— Start Data to process —
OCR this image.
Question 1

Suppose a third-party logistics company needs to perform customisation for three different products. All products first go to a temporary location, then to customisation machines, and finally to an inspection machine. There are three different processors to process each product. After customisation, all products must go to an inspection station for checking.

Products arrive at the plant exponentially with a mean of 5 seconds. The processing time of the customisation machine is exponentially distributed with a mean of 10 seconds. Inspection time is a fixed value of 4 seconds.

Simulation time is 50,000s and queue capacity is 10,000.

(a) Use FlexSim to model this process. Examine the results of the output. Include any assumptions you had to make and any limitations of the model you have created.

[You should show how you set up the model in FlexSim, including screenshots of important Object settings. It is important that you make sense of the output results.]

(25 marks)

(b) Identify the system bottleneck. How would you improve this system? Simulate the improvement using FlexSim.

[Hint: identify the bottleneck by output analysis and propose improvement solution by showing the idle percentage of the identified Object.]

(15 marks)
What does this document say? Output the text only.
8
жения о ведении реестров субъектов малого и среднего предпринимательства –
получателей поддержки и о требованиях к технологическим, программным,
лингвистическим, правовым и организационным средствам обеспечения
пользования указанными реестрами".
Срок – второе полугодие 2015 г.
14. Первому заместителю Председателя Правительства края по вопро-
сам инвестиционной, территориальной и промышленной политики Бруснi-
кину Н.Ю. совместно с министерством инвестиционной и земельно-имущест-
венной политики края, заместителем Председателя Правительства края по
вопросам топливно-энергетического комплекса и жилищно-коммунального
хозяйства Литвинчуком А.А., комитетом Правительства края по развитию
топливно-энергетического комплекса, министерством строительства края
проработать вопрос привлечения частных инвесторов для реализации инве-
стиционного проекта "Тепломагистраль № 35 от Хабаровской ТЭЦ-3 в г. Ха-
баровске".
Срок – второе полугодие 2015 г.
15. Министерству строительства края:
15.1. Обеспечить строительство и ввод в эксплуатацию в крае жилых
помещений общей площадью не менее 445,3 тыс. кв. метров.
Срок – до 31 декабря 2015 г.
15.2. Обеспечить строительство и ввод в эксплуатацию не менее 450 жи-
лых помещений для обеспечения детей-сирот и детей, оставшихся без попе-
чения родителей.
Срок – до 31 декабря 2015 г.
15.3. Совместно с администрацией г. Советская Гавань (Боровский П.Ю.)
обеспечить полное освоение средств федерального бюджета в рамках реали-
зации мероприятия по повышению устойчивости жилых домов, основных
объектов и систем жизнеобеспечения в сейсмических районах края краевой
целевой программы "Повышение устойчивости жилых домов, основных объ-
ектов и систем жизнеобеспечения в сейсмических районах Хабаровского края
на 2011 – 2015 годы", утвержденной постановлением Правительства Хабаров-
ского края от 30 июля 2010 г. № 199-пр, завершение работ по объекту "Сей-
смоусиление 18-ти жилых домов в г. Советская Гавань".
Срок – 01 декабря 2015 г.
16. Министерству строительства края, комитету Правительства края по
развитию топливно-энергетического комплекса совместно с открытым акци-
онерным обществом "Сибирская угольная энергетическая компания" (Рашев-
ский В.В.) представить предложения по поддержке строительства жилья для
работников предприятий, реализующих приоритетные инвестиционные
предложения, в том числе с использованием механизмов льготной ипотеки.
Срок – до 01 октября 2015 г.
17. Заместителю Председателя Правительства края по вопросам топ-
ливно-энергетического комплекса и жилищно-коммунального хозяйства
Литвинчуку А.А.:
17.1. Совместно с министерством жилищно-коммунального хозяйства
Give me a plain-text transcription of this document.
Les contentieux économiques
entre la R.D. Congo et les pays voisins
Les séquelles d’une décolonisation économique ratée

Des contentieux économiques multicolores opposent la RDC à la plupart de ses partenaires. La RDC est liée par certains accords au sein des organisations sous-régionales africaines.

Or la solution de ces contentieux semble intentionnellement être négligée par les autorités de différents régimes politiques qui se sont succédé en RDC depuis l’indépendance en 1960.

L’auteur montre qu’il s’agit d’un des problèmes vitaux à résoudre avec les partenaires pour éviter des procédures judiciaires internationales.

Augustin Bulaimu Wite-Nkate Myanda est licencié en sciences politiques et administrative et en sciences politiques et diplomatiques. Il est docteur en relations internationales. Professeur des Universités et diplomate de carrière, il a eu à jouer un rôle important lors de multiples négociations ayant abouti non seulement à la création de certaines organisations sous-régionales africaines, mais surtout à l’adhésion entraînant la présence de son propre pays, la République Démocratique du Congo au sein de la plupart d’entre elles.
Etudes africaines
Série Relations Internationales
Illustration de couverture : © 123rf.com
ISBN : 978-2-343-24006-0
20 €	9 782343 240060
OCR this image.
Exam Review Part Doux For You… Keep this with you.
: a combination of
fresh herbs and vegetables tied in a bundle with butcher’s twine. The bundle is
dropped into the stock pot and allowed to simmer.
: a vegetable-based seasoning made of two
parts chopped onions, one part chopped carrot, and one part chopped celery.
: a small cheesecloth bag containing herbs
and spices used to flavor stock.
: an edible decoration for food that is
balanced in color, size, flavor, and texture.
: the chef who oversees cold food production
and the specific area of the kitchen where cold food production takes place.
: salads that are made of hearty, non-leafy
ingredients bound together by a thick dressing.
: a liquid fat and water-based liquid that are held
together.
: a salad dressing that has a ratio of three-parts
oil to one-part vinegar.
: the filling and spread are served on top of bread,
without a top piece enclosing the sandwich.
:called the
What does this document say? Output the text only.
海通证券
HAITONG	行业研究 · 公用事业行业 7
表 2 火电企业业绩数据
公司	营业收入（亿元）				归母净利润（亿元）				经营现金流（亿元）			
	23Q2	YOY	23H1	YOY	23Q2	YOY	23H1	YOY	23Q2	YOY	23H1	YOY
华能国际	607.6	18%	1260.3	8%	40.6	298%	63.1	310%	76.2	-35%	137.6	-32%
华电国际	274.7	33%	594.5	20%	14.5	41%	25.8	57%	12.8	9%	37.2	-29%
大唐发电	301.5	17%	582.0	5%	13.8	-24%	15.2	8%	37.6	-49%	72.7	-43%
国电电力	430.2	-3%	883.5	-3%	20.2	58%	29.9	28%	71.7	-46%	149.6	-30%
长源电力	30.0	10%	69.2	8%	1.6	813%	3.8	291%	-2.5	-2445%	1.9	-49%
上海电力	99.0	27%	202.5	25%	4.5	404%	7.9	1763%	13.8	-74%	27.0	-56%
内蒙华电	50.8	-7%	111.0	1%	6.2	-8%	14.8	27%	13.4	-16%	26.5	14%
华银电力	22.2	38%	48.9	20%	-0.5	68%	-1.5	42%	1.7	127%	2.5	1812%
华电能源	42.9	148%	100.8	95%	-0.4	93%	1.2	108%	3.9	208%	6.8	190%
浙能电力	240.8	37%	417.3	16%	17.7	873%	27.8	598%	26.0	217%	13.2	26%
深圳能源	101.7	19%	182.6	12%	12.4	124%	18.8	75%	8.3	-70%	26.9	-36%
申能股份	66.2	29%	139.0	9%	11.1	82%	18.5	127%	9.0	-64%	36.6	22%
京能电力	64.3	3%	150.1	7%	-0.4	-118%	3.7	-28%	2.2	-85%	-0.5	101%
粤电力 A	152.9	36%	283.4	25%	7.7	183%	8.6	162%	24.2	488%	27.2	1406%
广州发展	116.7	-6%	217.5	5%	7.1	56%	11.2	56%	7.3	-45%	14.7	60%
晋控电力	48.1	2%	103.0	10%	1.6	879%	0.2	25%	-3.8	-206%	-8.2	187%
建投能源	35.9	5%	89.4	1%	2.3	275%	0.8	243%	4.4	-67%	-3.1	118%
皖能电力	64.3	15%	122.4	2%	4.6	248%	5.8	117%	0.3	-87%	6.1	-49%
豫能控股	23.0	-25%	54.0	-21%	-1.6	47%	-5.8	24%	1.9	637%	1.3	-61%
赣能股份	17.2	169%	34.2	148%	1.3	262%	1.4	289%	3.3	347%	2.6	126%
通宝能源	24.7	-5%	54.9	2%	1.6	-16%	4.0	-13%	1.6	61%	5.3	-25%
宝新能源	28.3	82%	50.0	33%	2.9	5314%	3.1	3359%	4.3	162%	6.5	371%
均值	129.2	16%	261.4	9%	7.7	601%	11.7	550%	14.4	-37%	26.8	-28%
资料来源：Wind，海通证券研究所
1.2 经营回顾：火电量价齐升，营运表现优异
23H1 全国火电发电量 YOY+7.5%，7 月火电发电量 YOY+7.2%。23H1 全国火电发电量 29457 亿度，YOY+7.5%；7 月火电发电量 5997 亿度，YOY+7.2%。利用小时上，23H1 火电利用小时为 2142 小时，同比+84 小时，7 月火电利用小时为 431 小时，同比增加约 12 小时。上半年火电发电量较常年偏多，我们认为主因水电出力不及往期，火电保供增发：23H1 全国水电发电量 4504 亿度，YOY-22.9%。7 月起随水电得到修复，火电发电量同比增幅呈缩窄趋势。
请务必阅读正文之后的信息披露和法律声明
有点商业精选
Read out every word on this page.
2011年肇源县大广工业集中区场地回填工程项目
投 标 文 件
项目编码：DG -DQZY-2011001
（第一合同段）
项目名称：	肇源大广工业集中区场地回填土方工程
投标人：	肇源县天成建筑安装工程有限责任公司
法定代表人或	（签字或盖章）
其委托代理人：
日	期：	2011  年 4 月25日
— End Data to process —
Given exercise: Find every line in the records that contains the word "предложения"; copy those lines.

Finished task:
ский В.В.) представить предложения по поддержке строительства жилья для
предложения, в том числе с использованием механизмов льготной ипотеки.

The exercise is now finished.